SUPPLIED DATA:
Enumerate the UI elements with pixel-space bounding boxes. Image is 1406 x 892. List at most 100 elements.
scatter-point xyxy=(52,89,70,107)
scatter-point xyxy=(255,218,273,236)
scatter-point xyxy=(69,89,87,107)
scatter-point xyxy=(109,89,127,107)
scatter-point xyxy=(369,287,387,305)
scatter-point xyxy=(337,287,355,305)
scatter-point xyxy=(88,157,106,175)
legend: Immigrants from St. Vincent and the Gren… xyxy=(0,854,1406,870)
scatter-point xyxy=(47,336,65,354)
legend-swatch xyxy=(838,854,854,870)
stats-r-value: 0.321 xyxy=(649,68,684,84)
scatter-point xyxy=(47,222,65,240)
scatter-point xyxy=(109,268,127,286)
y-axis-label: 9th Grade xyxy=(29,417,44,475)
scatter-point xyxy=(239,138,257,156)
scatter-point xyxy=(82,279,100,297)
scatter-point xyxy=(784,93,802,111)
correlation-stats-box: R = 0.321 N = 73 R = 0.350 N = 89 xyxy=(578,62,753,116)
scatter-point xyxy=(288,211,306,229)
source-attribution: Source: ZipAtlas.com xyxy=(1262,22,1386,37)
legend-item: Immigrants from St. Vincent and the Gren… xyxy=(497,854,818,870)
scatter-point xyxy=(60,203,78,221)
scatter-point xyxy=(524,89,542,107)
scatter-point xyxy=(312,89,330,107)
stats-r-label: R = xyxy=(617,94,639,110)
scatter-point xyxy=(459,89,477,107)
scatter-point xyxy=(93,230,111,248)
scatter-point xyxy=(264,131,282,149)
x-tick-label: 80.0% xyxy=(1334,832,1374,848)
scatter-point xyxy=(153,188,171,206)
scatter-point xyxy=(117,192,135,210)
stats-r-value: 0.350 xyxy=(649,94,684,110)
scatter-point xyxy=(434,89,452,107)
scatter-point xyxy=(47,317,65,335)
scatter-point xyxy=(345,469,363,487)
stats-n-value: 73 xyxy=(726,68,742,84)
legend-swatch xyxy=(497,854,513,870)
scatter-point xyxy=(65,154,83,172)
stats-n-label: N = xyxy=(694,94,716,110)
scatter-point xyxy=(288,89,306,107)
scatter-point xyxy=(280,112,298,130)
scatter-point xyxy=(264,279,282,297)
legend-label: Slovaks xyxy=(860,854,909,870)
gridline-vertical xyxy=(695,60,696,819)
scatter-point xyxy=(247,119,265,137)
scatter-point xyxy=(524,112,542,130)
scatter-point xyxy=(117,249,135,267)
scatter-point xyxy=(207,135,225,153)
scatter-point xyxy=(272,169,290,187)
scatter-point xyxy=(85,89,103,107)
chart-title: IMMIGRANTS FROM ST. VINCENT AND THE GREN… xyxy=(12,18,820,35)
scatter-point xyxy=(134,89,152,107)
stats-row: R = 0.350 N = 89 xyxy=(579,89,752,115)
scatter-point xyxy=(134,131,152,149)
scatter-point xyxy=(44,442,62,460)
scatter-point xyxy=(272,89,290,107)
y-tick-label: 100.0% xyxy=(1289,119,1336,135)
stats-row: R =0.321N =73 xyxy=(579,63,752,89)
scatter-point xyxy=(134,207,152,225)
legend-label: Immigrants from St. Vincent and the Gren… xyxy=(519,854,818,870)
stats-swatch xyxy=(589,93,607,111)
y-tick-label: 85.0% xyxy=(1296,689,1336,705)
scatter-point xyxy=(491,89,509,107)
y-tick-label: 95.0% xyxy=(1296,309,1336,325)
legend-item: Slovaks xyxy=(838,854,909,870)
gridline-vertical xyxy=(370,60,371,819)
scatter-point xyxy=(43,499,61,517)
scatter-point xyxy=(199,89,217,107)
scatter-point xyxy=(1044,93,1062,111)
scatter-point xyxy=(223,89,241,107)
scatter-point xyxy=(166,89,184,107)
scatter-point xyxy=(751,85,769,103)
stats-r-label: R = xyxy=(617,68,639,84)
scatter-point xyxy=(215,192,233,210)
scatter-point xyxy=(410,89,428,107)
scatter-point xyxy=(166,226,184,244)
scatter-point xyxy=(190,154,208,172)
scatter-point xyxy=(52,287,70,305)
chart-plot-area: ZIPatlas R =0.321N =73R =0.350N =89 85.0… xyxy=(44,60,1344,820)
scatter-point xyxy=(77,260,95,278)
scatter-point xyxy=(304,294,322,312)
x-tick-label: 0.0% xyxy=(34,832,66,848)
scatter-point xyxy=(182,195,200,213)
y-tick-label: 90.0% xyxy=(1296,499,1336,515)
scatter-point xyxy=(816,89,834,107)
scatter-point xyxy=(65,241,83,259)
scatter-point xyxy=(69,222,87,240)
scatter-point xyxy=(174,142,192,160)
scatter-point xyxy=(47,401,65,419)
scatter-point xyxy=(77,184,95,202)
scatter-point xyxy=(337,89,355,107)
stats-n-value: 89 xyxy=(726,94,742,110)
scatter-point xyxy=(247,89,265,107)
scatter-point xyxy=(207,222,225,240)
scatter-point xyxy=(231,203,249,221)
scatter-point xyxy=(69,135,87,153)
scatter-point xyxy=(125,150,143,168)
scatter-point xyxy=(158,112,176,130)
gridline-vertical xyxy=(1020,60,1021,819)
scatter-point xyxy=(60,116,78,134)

SET PROBLEM: Give the listing as a numbered list, starting at its first line and stopping after the line that contains "stats-r-value: 0.350 xyxy=(649,94,684,110)". Leave out any blank lines.

ANSWER BELOW:
1. Enumerate the UI elements with pixel-space bounding boxes. Image is 1406 x 892. List at most 100 elements.
2. scatter-point xyxy=(52,89,70,107)
3. scatter-point xyxy=(255,218,273,236)
4. scatter-point xyxy=(69,89,87,107)
5. scatter-point xyxy=(109,89,127,107)
6. scatter-point xyxy=(369,287,387,305)
7. scatter-point xyxy=(337,287,355,305)
8. scatter-point xyxy=(88,157,106,175)
9. legend: Immigrants from St. Vincent and the Gren… xyxy=(0,854,1406,870)
10. scatter-point xyxy=(47,336,65,354)
11. legend-swatch xyxy=(838,854,854,870)
12. stats-r-value: 0.321 xyxy=(649,68,684,84)
13. scatter-point xyxy=(47,222,65,240)
14. scatter-point xyxy=(109,268,127,286)
15. y-axis-label: 9th Grade xyxy=(29,417,44,475)
16. scatter-point xyxy=(239,138,257,156)
17. scatter-point xyxy=(82,279,100,297)
18. scatter-point xyxy=(784,93,802,111)
19. correlation-stats-box: R = 0.321 N = 73 R = 0.350 N = 89 xyxy=(578,62,753,116)
20. scatter-point xyxy=(288,211,306,229)
21. source-attribution: Source: ZipAtlas.com xyxy=(1262,22,1386,37)
22. legend-item: Immigrants from St. Vincent and the Gren… xyxy=(497,854,818,870)
23. scatter-point xyxy=(60,203,78,221)
24. scatter-point xyxy=(524,89,542,107)
25. scatter-point xyxy=(312,89,330,107)
26. stats-r-label: R = xyxy=(617,94,639,110)
27. scatter-point xyxy=(459,89,477,107)
28. scatter-point xyxy=(93,230,111,248)
29. scatter-point xyxy=(264,131,282,149)
30. x-tick-label: 80.0% xyxy=(1334,832,1374,848)
31. scatter-point xyxy=(153,188,171,206)
32. scatter-point xyxy=(117,192,135,210)
33. stats-r-value: 0.350 xyxy=(649,94,684,110)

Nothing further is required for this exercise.